*Written task*
Each line that holds the word "MyEclipse" counts once; report how many lines do so and nothing else.

(Stored entries)
·····

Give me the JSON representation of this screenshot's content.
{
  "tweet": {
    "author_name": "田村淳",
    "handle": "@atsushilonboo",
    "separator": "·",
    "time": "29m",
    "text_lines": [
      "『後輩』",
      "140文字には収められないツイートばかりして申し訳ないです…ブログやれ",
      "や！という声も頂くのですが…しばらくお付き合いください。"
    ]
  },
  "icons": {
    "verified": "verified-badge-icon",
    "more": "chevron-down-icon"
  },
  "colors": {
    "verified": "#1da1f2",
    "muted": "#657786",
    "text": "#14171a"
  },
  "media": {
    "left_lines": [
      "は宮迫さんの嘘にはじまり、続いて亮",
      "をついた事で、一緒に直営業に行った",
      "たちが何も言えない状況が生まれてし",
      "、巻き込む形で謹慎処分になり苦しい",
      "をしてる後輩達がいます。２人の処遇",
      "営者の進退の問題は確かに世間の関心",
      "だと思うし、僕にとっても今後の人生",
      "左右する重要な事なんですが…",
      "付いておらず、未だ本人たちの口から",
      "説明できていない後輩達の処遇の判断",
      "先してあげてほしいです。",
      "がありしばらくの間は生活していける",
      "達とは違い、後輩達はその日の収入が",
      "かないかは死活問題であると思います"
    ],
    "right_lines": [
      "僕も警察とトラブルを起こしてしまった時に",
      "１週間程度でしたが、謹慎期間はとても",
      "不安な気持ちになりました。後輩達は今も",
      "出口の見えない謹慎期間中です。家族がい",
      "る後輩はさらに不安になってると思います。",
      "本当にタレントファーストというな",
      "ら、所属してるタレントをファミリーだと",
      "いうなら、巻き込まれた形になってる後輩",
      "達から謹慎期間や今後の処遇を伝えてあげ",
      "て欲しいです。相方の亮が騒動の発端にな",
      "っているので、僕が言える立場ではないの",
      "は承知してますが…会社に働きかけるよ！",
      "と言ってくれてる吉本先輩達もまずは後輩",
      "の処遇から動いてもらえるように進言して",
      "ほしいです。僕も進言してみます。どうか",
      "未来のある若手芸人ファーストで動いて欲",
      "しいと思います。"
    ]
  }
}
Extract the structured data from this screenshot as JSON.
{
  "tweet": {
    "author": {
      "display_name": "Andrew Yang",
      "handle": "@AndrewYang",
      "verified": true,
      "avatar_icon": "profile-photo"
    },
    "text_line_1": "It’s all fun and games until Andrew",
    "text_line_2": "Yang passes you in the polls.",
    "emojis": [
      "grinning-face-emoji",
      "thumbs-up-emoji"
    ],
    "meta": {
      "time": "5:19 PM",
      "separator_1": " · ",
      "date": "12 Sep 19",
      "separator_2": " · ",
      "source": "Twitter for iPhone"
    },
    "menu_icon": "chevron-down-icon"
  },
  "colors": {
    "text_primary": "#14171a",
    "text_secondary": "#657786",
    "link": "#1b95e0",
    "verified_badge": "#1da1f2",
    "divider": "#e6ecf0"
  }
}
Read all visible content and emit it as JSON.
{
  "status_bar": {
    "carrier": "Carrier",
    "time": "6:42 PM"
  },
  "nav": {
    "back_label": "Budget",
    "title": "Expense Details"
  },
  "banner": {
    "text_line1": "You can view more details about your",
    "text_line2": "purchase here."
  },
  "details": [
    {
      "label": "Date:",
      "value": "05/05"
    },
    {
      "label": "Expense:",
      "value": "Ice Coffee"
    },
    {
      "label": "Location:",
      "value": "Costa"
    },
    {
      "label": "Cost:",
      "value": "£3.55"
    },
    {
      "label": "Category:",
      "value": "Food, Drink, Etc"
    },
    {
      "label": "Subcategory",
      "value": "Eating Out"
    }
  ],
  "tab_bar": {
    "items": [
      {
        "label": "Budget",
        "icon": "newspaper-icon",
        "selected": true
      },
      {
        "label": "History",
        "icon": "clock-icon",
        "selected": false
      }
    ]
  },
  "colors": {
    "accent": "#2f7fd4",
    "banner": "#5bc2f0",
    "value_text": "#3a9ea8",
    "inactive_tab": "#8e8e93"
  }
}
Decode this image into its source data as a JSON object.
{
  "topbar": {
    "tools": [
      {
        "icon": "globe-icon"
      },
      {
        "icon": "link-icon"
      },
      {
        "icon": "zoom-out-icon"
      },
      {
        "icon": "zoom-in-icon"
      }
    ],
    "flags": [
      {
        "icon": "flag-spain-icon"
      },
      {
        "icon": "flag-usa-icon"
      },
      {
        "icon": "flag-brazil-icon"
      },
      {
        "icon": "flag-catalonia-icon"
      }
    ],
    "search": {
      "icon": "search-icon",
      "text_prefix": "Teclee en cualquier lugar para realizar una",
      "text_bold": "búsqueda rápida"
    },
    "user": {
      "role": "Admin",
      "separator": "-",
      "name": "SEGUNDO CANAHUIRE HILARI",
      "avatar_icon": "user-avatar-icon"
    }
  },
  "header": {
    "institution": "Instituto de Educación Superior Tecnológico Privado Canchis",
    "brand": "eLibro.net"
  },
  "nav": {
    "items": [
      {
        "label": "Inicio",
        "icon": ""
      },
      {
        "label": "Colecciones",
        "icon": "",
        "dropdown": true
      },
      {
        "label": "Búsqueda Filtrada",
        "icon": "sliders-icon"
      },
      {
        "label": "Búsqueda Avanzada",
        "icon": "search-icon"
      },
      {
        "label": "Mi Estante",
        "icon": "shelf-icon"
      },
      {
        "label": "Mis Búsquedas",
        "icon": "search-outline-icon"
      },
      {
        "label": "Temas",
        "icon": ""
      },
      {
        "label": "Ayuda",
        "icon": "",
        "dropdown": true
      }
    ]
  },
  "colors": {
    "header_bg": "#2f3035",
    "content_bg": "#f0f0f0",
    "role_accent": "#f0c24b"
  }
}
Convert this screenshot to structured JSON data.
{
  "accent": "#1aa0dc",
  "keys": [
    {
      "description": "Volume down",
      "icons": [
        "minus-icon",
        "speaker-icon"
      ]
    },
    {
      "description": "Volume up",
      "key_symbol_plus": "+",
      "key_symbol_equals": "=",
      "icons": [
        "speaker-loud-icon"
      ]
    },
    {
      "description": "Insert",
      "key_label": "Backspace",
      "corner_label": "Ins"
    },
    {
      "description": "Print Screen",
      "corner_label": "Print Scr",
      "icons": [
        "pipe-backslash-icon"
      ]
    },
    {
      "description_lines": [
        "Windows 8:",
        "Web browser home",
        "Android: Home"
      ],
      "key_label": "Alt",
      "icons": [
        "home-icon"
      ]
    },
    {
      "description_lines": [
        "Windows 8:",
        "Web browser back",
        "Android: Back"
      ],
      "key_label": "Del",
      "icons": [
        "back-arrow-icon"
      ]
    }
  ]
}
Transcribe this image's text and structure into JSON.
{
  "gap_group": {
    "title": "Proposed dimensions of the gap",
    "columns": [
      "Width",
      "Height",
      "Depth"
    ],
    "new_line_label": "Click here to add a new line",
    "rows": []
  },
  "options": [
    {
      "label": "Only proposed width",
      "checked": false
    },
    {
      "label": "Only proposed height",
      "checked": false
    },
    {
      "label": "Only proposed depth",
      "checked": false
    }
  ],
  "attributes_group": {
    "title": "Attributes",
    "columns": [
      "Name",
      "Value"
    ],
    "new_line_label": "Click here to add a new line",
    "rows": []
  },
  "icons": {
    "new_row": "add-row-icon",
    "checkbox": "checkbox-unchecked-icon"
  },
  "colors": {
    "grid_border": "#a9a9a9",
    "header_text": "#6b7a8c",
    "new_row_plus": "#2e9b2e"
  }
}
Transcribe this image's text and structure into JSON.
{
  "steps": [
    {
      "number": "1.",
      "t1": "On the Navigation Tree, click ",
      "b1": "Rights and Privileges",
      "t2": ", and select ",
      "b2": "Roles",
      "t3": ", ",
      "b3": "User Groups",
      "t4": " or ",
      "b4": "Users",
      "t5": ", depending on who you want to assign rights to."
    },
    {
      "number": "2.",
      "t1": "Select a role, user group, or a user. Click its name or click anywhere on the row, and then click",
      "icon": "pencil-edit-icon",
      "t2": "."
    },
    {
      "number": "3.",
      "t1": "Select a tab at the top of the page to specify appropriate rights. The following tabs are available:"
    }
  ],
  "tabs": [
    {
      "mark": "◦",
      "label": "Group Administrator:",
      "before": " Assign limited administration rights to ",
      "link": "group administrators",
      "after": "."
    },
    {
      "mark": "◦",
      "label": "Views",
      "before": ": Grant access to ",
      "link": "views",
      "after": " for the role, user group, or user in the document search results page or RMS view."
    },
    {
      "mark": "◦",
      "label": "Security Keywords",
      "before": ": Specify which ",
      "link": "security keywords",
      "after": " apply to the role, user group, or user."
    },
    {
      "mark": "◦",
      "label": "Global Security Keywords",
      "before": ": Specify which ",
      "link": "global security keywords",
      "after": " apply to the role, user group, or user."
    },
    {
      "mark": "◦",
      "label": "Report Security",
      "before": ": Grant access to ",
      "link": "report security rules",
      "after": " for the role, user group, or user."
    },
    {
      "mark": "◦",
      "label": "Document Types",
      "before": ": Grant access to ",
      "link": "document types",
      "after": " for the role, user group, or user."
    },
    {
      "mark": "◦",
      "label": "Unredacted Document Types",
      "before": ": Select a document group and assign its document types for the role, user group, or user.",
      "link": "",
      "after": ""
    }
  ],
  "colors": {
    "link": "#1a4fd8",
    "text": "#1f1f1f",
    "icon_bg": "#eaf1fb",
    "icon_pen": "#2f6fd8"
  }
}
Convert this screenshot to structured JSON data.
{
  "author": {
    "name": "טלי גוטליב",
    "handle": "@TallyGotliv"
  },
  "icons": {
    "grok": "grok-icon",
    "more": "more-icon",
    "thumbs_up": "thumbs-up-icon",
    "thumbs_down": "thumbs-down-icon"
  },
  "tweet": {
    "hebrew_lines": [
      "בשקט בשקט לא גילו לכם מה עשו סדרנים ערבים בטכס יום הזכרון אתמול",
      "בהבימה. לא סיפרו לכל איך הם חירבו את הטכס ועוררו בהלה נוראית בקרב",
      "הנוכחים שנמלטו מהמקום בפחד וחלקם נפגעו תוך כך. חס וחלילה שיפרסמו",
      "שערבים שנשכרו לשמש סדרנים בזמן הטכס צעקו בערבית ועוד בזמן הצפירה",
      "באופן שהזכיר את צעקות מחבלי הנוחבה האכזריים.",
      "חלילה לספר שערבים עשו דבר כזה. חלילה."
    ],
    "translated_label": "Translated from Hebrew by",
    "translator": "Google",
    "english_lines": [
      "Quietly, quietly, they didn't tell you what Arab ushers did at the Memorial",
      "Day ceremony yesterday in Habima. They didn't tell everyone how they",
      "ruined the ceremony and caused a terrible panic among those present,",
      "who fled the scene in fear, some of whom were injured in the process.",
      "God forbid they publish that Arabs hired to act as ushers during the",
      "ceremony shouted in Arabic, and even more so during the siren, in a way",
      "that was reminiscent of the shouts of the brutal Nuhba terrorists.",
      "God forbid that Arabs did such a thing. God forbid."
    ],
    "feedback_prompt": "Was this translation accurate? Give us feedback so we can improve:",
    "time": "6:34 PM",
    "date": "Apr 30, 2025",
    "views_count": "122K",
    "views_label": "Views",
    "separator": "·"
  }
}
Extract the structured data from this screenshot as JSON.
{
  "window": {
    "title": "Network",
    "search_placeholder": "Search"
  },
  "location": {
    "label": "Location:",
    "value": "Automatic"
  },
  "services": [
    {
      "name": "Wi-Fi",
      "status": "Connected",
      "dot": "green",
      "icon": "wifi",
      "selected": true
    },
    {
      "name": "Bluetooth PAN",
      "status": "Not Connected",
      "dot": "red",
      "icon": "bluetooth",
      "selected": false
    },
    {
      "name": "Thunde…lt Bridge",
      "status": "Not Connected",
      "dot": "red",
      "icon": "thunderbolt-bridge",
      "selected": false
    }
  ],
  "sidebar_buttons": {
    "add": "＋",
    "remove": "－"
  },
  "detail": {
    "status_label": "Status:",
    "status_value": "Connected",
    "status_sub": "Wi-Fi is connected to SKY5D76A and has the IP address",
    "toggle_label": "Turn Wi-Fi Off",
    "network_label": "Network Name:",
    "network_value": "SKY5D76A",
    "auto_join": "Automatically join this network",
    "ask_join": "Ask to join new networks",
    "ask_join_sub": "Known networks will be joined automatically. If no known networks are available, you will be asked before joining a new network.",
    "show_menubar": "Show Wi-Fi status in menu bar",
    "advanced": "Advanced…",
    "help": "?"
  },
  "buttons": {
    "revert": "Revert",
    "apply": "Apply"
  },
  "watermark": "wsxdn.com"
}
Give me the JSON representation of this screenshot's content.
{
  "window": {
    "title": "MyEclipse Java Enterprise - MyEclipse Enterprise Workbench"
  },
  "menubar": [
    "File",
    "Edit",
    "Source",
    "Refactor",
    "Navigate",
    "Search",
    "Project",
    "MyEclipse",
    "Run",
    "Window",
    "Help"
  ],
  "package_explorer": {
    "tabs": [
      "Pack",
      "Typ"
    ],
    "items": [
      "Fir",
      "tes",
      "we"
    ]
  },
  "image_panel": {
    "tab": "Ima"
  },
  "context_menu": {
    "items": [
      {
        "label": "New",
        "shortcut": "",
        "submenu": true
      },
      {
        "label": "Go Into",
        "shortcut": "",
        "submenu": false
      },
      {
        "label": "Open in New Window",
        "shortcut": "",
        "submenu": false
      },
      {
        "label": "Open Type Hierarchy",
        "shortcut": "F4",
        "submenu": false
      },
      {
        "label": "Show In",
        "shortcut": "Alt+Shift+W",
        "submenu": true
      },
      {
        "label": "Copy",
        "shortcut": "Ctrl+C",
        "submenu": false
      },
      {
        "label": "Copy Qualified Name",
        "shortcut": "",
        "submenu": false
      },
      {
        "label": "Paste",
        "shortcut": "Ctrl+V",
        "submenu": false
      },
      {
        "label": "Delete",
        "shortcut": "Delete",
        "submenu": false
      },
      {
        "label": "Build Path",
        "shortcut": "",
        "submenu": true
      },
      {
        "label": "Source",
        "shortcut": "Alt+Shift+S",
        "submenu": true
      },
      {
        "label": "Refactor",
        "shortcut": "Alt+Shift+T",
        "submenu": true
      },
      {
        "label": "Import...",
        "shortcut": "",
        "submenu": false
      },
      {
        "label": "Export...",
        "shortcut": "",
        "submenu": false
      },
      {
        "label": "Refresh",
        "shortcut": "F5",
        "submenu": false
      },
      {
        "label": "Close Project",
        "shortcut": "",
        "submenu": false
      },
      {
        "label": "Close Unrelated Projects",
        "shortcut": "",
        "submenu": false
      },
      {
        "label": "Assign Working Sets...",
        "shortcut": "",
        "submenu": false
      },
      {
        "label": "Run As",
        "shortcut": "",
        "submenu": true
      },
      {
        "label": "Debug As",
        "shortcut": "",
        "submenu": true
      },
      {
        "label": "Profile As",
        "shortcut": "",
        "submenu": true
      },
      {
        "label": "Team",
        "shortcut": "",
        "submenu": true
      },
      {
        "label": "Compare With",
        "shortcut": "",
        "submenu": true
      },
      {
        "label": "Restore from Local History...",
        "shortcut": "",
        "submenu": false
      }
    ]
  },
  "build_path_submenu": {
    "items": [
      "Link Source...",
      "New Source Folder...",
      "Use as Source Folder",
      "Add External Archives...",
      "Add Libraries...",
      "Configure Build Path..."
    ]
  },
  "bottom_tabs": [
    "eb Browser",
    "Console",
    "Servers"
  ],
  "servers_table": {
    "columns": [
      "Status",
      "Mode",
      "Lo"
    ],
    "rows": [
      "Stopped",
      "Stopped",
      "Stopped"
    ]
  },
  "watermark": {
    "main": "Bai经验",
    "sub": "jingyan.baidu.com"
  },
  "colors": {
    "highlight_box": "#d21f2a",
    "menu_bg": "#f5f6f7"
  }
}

·····

*Expected answer*
2